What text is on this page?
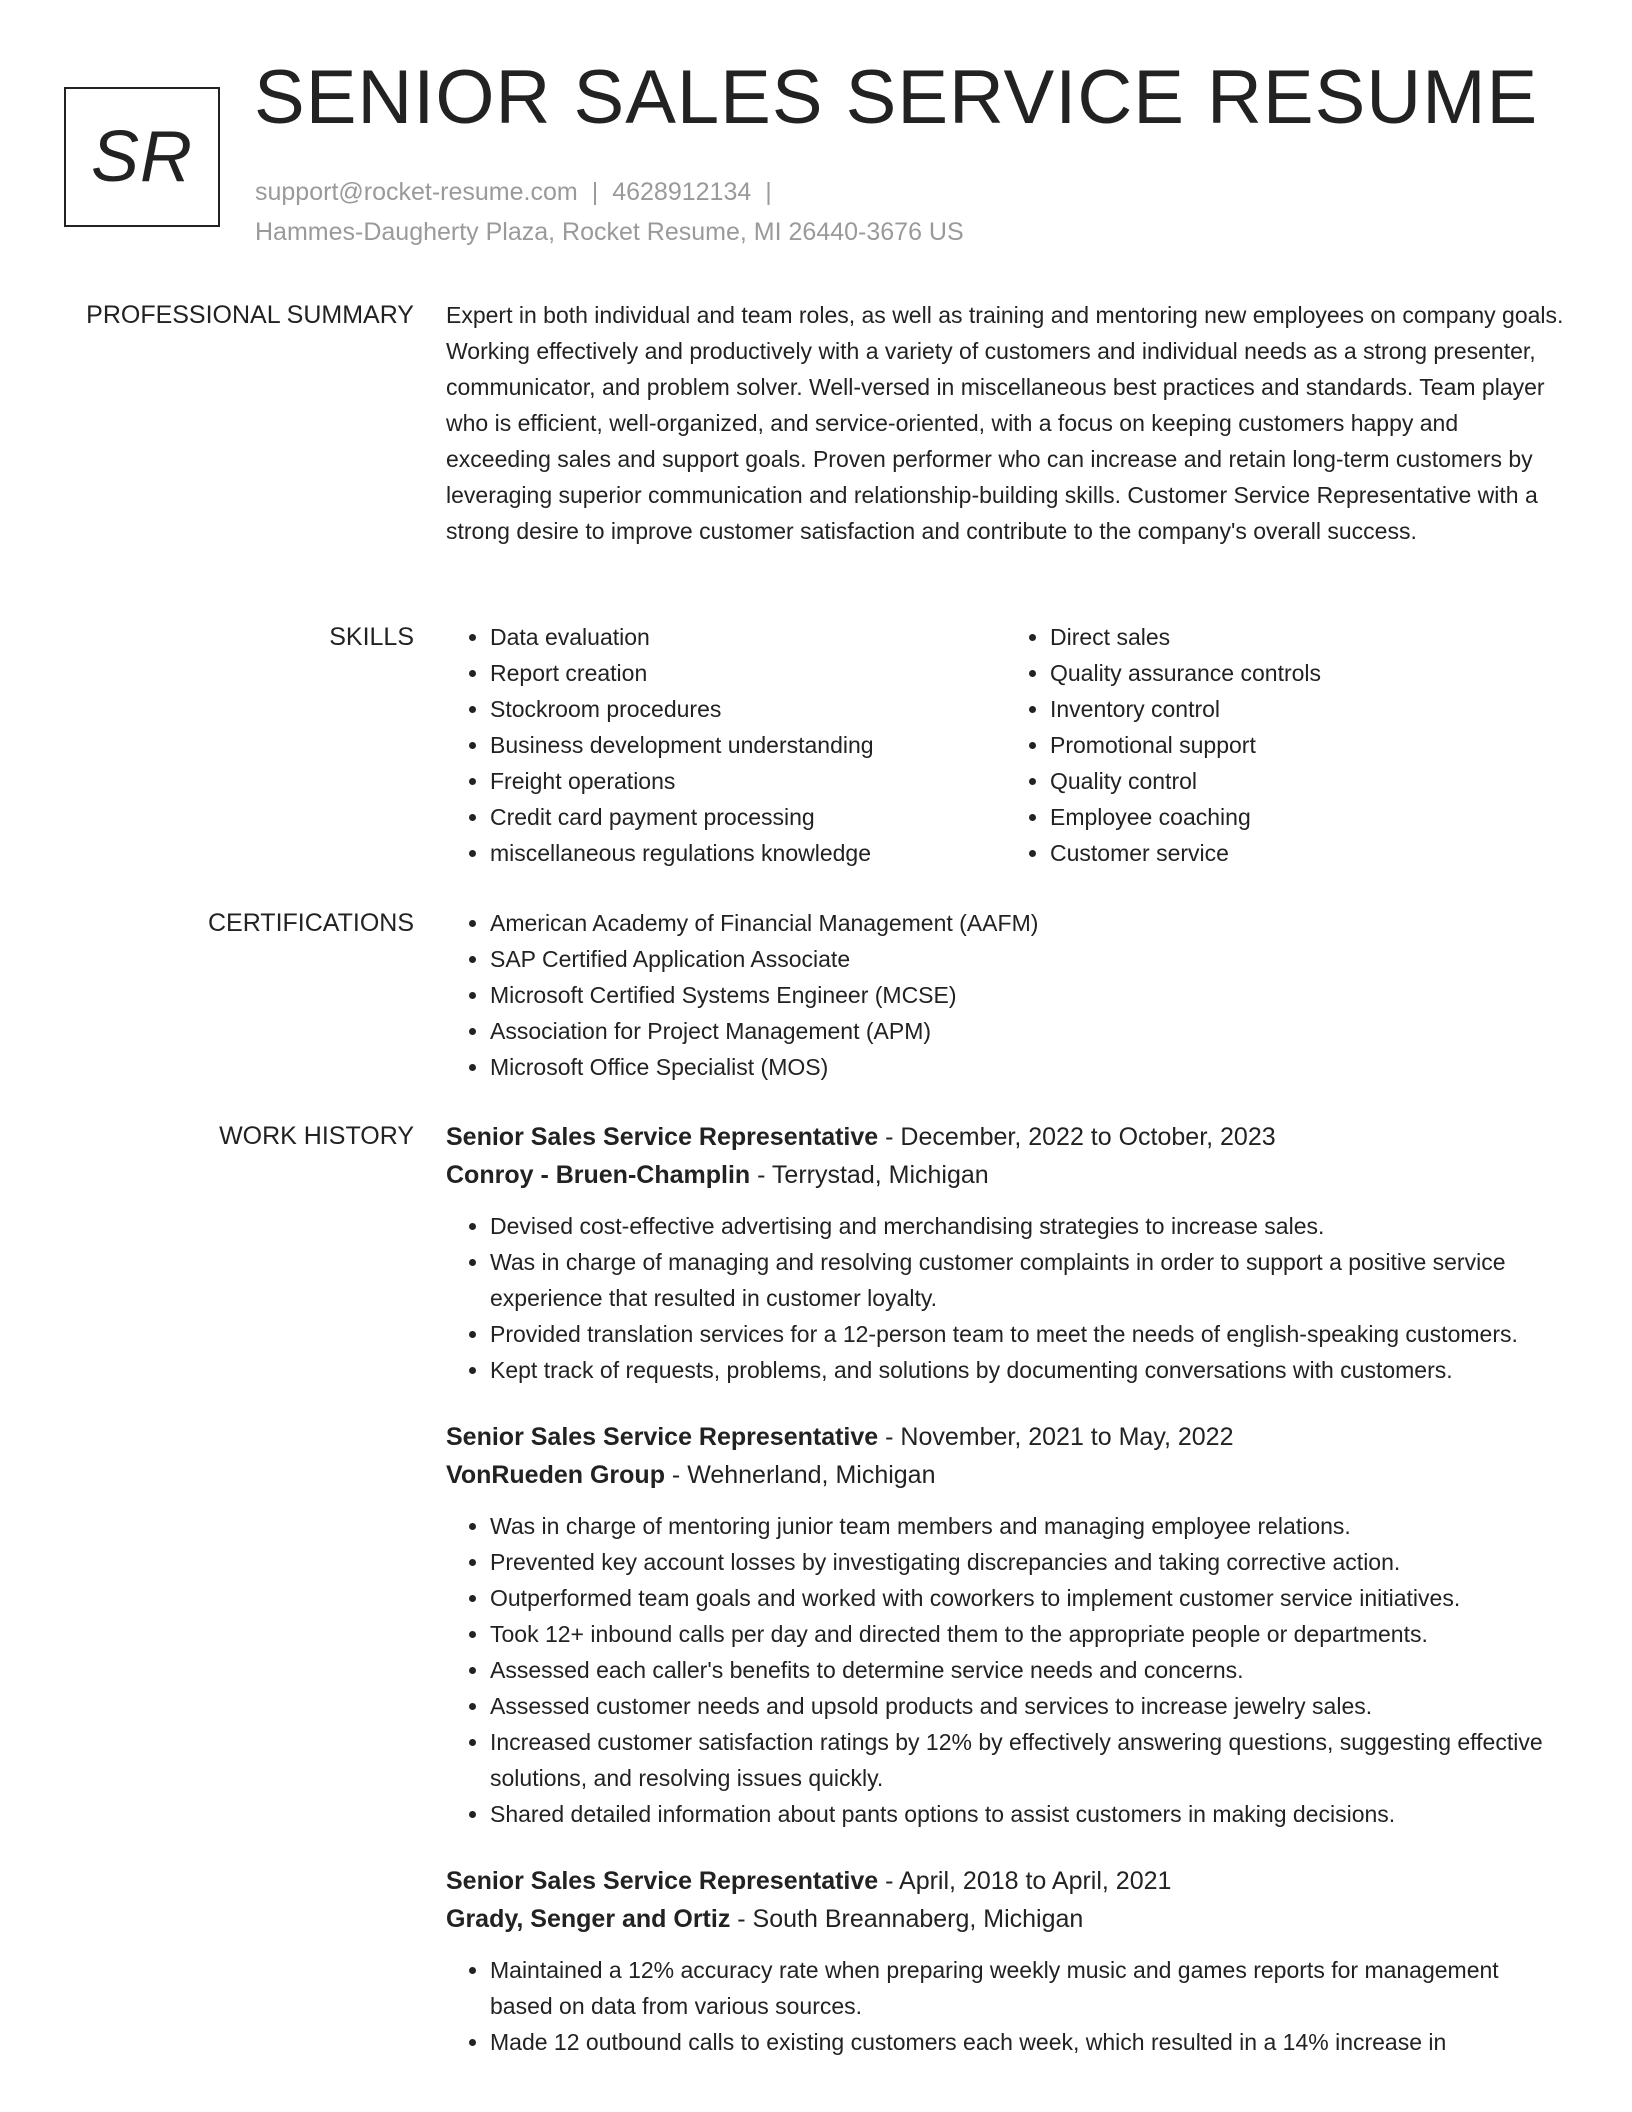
SR
SENIOR SALES SERVICE RESUME
support@rocket-resume.com | 4628912134 |
Hammes-Daugherty Plaza, Rocket Resume, MI 26440-3676 US
PROFESSIONAL SUMMARY Expert in both individual and team roles, as well as training and mentoring new employees on company goals. Working effectively and productively with a variety of customers and individual needs as a strong presenter, communicator, and problem solver. Well-versed in miscellaneous best practices and standards. Team player who is efficient, well-organized, and service-oriented, with a focus on keeping customers happy and exceeding sales and support goals. Proven performer who can increase and retain long-term customers by leveraging superior communication and relationship-building skills. Customer Service Representative with a strong desire to improve customer satisfaction and contribute to the company's overall success.

SKILLS	• Data evaluation
• Report creation
• Stockroom procedures
• Business development understanding
• Freight operations
• Credit card payment processing
• miscellaneous regulations knowledge
• Direct sales
• Quality assurance controls
• Inventory control
• Promotional support
• Quality control
• Employee coaching
• Customer service
CERTIFICATIONS	• American Academy of Financial Management (AAFM)
• SAP Certified Application Associate
• Microsoft Certified Systems Engineer (MCSE)
• Association for Project Management (APM)
• Microsoft Office Specialist (MOS)
WORK HISTORY Senior Sales Service Representative - December, 2022 to October, 2023
Conroy - Bruen-Champlin - Terrystad, Michigan
• Devised cost-effective advertising and merchandising strategies to increase sales.
• Was in charge of managing and resolving customer complaints in order to support a positive service experience that resulted in customer loyalty.
• Provided translation services for a 12-person team to meet the needs of english-speaking customers.
• Kept track of requests, problems, and solutions by documenting conversations with customers.
Senior Sales Service Representative - November, 2021 to May, 2022
VonRueden Group - Wehnerland, Michigan
• Was in charge of mentoring junior team members and managing employee relations.
• Prevented key account losses by investigating discrepancies and taking corrective action.
• Outperformed team goals and worked with coworkers to implement customer service initiatives.
• Took 12+ inbound calls per day and directed them to the appropriate people or departments.
• Assessed each caller's benefits to determine service needs and concerns.
• Assessed customer needs and upsold products and services to increase jewelry sales.
• Increased customer satisfaction ratings by 12% by effectively answering questions, suggesting effective solutions, and resolving issues quickly.
• Shared detailed information about pants options to assist customers in making decisions.
Senior Sales Service Representative - April, 2018 to April, 2021
Grady, Senger and Ortiz - South Breannaberg, Michigan
• Maintained a 12% accuracy rate when preparing weekly music and games reports for management based on data from various sources.
• Made 12 outbound calls to existing customers each week, which resulted in a 14% increase in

·····

> _Requirement_
Copy the data exactly. Any picture it contains is to be omitted.

> _Solution for this problem_
What text is on this page?
SR
SENIOR SALES SERVICE RESUME
support@rocket-resume.com | 4628912134 |
Hammes-Daugherty Plaza, Rocket Resume, MI 26440-3676 US
PROFESSIONAL SUMMARY Expert in both individual and team roles, as well as training and mentoring new employees on company goals. Working effectively and productively with a variety of customers and individual needs as a strong presenter, communicator, and problem solver. Well-versed in miscellaneous best practices and standards. Team player who is efficient, well-organized, and service-oriented, with a focus on keeping customers happy and exceeding sales and support goals. Proven performer who can increase and retain long-term customers by leveraging superior communication and relationship-building skills. Customer Service Representative with a strong desire to improve customer satisfaction and contribute to the company's overall success.

SKILLS	• Data evaluation
• Report creation
• Stockroom procedures
• Business development understanding
• Freight operations
• Credit card payment processing
• miscellaneous regulations knowledge
• Direct sales
• Quality assurance controls
• Inventory control
• Promotional support
• Quality control
• Employee coaching
• Customer service
CERTIFICATIONS	• American Academy of Financial Management (AAFM)
• SAP Certified Application Associate
• Microsoft Certified Systems Engineer (MCSE)
• Association for Project Management (APM)
• Microsoft Office Specialist (MOS)
WORK HISTORY Senior Sales Service Representative - December, 2022 to October, 2023
Conroy - Bruen-Champlin - Terrystad, Michigan
• Devised cost-effective advertising and merchandising strategies to increase sales.
• Was in charge of managing and resolving customer complaints in order to support a positive service experience that resulted in customer loyalty.
• Provided translation services for a 12-person team to meet the needs of english-speaking customers.
• Kept track of requests, problems, and solutions by documenting conversations with customers.
Senior Sales Service Representative - November, 2021 to May, 2022
VonRueden Group - Wehnerland, Michigan
• Was in charge of mentoring junior team members and managing employee relations.
• Prevented key account losses by investigating discrepancies and taking corrective action.
• Outperformed team goals and worked with coworkers to implement customer service initiatives.
• Took 12+ inbound calls per day and directed them to the appropriate people or departments.
• Assessed each caller's benefits to determine service needs and concerns.
• Assessed customer needs and upsold products and services to increase jewelry sales.
• Increased customer satisfaction ratings by 12% by effectively answering questions, suggesting effective solutions, and resolving issues quickly.
• Shared detailed information about pants options to assist customers in making decisions.
Senior Sales Service Representative - April, 2018 to April, 2021
Grady, Senger and Ortiz - South Breannaberg, Michigan
• Maintained a 12% accuracy rate when preparing weekly music and games reports for management based on data from various sources.
• Made 12 outbound calls to existing customers each week, which resulted in a 14% increase in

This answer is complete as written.